**Your goal:** Look for the string "this" in the lines and copy each line that has it.
>> BEGIN Data listing
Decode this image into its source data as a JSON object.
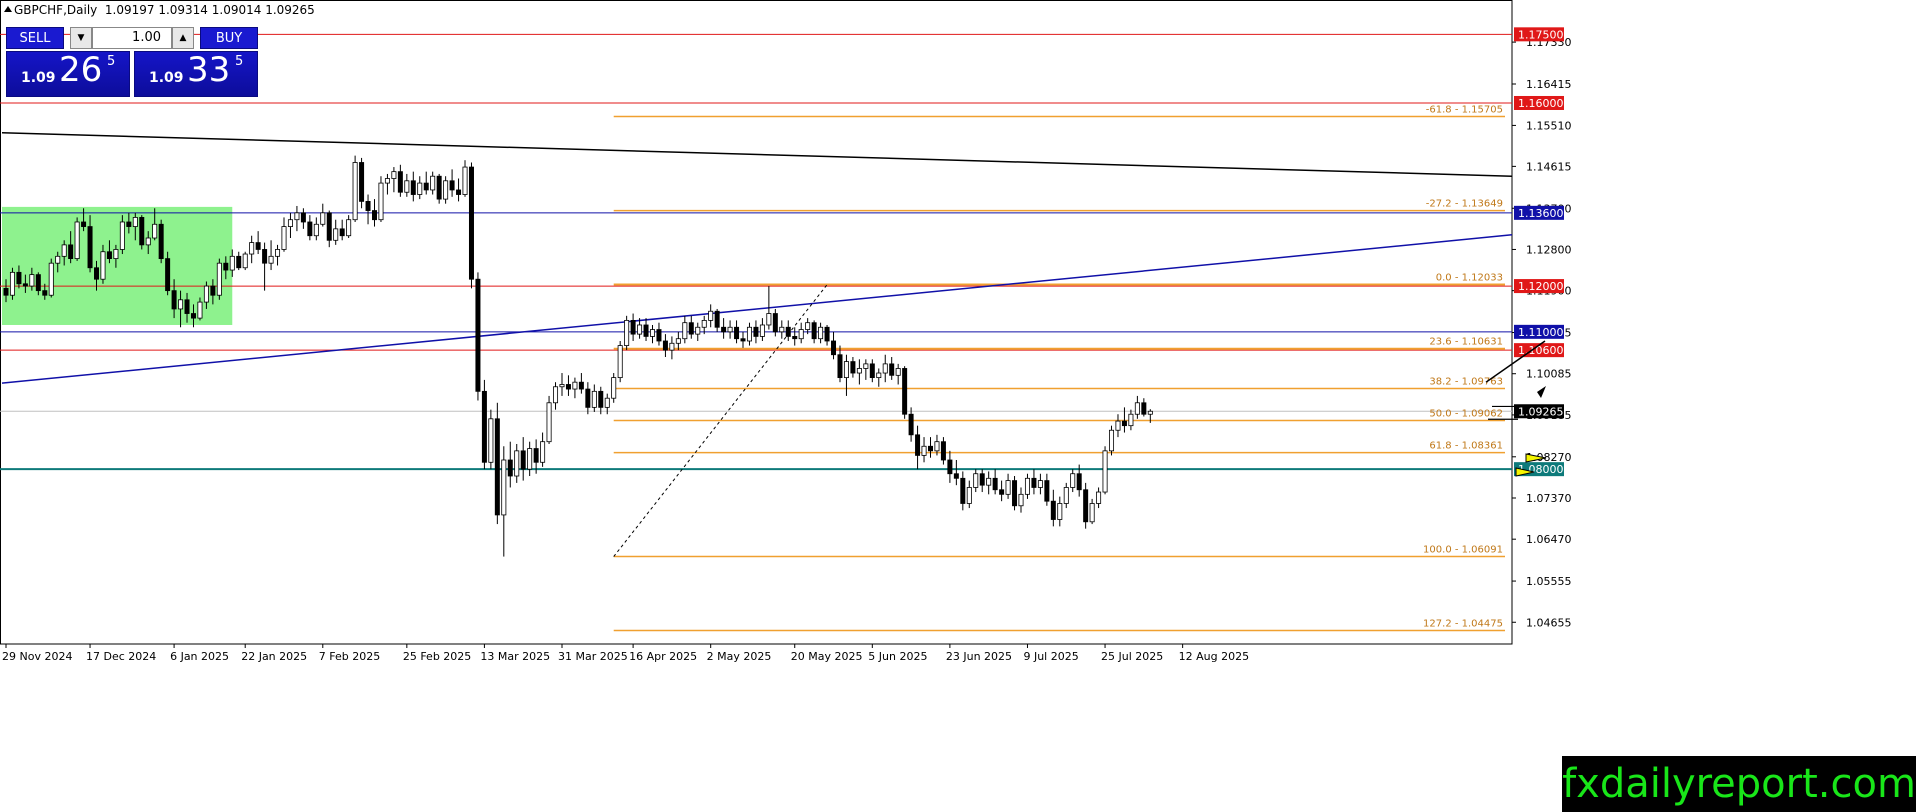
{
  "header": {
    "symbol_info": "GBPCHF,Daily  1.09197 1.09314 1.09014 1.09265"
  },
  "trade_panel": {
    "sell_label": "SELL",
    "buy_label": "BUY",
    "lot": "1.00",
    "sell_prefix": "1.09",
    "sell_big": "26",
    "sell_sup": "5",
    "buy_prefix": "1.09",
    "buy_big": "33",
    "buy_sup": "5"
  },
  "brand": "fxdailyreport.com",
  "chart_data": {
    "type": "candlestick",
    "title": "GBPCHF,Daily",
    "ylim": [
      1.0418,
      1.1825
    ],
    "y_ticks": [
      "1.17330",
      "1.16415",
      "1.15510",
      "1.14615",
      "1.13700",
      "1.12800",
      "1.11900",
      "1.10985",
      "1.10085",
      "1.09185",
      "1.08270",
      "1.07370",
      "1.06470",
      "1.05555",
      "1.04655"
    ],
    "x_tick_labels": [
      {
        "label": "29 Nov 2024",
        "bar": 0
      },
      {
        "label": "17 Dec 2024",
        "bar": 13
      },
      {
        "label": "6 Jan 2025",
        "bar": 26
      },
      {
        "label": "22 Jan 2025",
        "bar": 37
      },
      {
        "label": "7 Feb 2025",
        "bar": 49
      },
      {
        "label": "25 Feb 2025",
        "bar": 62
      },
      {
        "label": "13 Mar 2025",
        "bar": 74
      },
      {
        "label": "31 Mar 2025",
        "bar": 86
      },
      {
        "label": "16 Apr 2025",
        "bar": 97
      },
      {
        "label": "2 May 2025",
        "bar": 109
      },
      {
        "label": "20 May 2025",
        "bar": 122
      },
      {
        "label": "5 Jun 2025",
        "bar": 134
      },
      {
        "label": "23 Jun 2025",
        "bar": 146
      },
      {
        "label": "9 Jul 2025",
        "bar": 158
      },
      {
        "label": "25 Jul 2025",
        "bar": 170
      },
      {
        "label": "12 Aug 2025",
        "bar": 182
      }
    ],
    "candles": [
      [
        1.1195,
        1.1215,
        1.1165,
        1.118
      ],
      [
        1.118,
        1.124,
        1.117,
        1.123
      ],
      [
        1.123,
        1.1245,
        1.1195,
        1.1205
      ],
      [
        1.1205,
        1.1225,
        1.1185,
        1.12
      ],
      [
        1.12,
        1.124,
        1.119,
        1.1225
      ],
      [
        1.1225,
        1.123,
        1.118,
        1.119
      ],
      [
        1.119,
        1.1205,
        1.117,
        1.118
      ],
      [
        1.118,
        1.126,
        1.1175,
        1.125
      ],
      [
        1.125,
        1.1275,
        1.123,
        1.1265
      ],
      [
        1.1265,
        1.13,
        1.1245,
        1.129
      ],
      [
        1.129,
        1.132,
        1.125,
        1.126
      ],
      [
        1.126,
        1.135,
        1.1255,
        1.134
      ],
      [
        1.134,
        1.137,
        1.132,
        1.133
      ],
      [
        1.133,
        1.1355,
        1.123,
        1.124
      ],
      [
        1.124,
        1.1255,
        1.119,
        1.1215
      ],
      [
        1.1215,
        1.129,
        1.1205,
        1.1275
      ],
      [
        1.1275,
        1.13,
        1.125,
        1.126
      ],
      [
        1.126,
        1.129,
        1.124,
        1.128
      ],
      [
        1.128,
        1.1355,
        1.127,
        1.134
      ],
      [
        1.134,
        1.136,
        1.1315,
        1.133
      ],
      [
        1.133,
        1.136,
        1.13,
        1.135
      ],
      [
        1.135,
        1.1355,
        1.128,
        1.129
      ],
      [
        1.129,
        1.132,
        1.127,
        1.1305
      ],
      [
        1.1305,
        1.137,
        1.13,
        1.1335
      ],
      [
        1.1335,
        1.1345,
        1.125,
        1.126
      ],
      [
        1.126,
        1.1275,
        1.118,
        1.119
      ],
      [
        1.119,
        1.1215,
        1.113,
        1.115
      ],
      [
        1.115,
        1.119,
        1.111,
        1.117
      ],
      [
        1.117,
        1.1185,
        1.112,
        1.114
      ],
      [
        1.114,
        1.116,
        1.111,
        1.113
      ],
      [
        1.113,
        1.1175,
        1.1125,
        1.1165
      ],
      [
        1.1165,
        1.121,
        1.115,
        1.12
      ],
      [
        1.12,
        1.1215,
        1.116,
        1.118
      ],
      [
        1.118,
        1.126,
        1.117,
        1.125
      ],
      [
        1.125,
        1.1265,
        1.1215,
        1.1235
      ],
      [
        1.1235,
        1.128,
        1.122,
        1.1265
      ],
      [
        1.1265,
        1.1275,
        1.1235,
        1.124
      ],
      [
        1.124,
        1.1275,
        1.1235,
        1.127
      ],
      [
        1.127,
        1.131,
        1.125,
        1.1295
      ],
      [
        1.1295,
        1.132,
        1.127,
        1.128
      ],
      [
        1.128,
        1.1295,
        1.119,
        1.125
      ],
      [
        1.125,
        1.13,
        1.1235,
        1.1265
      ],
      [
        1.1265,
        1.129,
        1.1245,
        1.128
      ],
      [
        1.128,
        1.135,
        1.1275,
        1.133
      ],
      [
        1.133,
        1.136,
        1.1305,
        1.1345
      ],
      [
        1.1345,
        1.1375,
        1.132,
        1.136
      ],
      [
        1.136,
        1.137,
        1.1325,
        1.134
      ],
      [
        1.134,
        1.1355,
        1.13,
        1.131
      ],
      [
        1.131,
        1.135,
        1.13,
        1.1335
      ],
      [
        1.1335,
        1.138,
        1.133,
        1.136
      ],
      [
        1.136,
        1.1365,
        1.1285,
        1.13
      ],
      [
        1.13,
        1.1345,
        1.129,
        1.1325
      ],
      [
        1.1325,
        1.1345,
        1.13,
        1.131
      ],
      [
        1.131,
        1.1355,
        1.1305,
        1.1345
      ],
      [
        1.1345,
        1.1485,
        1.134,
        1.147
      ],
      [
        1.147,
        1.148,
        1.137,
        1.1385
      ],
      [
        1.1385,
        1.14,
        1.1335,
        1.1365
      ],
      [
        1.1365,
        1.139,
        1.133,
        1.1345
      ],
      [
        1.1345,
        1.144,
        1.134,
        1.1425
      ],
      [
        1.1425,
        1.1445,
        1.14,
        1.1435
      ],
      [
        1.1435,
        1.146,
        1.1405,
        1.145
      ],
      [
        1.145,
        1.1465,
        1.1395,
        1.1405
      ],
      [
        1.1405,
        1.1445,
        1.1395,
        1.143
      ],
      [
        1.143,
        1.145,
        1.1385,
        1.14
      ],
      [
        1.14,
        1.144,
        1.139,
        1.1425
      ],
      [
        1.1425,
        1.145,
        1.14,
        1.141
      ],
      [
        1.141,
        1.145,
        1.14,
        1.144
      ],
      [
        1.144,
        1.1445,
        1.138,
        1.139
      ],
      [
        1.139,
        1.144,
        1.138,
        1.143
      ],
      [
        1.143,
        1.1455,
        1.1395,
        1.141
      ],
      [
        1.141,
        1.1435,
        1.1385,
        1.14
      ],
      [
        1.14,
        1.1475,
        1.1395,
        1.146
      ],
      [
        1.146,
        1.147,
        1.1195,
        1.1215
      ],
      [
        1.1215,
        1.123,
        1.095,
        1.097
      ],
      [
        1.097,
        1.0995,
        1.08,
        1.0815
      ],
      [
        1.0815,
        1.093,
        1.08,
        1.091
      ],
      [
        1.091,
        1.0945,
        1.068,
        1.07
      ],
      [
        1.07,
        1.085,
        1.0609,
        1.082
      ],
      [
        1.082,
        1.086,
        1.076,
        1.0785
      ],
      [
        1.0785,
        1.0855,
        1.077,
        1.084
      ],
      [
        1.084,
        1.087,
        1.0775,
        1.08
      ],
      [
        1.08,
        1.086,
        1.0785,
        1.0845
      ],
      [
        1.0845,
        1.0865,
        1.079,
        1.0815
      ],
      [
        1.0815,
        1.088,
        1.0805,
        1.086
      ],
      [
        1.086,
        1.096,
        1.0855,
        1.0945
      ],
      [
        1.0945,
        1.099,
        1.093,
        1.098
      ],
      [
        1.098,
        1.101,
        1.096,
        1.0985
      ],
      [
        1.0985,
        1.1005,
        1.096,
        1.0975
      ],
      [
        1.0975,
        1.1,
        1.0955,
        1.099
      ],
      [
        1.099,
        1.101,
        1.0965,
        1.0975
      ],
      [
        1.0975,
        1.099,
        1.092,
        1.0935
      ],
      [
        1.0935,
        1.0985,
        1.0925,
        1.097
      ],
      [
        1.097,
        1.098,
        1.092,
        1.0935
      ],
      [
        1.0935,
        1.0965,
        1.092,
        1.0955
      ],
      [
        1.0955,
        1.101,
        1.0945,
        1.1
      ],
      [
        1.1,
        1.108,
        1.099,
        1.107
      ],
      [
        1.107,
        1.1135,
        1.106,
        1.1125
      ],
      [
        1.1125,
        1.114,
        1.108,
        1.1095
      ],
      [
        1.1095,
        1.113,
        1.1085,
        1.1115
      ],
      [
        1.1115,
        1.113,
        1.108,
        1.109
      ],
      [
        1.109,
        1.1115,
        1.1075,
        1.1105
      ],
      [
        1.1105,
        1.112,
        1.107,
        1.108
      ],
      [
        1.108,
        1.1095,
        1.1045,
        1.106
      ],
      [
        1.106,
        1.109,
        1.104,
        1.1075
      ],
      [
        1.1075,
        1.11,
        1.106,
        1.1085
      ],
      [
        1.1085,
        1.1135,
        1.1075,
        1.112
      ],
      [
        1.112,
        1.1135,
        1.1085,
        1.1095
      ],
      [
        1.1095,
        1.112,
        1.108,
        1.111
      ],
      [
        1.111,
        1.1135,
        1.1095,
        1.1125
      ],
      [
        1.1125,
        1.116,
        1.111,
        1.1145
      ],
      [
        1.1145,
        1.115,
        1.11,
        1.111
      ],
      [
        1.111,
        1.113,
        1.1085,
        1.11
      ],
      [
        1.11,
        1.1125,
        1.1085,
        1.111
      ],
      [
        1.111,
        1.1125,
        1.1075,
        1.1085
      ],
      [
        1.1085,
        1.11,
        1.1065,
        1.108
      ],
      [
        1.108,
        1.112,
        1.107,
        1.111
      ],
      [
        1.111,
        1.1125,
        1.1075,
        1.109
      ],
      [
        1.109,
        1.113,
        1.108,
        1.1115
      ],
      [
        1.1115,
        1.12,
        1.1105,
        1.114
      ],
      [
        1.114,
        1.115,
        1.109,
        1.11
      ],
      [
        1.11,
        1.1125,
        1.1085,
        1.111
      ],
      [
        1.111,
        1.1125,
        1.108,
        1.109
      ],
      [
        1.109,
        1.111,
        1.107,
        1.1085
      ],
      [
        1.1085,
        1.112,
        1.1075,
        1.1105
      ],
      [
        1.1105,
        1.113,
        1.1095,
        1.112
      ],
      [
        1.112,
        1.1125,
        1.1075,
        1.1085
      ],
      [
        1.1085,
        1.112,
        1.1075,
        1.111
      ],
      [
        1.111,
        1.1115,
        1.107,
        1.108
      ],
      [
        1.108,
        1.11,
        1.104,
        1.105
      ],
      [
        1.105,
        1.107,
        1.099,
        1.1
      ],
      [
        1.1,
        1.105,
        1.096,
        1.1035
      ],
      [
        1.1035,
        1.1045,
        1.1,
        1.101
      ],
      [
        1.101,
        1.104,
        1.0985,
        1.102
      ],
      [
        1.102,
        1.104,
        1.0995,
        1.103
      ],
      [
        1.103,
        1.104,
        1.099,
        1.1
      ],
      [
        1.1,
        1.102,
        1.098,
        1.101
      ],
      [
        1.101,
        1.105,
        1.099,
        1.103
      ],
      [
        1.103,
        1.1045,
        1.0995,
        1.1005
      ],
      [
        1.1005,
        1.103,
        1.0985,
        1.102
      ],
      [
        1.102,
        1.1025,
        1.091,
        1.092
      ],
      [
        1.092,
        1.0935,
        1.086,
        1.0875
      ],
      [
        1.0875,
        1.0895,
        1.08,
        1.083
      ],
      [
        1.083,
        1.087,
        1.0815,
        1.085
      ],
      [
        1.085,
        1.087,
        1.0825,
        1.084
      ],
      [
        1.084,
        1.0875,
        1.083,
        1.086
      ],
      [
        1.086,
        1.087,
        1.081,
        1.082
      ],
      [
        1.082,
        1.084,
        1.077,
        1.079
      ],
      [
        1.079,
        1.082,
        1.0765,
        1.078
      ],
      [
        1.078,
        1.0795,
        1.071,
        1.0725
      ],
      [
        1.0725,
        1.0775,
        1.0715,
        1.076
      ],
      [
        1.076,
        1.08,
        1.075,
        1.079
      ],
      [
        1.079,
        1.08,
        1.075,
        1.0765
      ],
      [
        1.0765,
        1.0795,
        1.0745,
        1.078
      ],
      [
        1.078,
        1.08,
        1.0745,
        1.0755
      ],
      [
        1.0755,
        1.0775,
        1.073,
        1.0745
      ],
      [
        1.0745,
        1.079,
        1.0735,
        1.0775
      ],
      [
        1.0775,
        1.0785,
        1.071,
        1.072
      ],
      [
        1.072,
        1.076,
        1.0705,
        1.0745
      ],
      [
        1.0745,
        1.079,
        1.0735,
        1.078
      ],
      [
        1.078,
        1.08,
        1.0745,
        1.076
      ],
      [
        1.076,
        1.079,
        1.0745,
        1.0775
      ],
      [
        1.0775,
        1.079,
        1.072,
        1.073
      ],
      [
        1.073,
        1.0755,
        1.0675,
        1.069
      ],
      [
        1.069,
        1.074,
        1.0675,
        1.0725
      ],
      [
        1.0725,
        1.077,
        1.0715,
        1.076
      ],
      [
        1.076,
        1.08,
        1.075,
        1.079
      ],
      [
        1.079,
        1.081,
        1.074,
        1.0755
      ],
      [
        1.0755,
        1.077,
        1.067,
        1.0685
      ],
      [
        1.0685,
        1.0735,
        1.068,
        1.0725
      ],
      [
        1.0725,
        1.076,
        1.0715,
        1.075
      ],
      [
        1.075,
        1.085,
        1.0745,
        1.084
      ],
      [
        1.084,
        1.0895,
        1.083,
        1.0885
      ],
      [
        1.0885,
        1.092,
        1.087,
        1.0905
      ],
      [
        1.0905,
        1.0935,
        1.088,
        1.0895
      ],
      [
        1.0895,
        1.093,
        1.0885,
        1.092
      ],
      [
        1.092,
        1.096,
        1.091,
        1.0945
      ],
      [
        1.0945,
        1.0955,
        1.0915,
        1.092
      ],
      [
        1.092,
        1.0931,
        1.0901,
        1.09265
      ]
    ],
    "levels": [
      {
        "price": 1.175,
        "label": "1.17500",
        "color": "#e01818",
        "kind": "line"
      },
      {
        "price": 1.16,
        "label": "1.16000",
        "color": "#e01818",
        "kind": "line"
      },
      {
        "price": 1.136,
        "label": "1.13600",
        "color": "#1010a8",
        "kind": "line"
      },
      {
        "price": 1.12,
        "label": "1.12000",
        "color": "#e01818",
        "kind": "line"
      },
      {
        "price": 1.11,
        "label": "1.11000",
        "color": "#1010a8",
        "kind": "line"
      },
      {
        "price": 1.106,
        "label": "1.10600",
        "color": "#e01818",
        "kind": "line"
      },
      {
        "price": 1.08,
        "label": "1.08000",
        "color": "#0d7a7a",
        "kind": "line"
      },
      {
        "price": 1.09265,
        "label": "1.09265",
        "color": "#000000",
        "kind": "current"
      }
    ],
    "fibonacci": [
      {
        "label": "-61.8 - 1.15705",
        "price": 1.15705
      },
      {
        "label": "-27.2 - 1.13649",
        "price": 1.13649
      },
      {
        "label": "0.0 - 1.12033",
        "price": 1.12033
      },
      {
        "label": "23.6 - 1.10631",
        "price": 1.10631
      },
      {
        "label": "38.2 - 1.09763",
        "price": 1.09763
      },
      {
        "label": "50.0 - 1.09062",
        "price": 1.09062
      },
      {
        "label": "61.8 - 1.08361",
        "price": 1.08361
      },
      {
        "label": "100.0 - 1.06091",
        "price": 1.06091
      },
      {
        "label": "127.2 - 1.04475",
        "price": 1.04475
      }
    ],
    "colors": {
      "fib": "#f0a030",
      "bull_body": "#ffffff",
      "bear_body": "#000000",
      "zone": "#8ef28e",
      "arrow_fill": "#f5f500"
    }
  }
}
>> END Data listing
>> BEGIN Data listing
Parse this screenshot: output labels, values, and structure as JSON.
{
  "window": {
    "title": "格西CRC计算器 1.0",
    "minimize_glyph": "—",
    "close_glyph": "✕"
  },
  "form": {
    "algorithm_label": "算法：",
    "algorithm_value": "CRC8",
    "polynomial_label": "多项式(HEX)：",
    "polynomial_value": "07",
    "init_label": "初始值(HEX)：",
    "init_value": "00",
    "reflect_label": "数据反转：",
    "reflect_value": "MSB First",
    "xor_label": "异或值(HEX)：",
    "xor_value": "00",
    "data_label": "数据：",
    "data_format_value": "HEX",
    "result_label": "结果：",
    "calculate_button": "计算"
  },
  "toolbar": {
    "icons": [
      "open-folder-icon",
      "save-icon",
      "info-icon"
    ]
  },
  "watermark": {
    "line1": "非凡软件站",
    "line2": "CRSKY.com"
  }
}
>> END Data listing
**The completed task:**
Decode this image into its source data as a JSON object.
Parse this screenshot: output labels, values, and structure as JSON.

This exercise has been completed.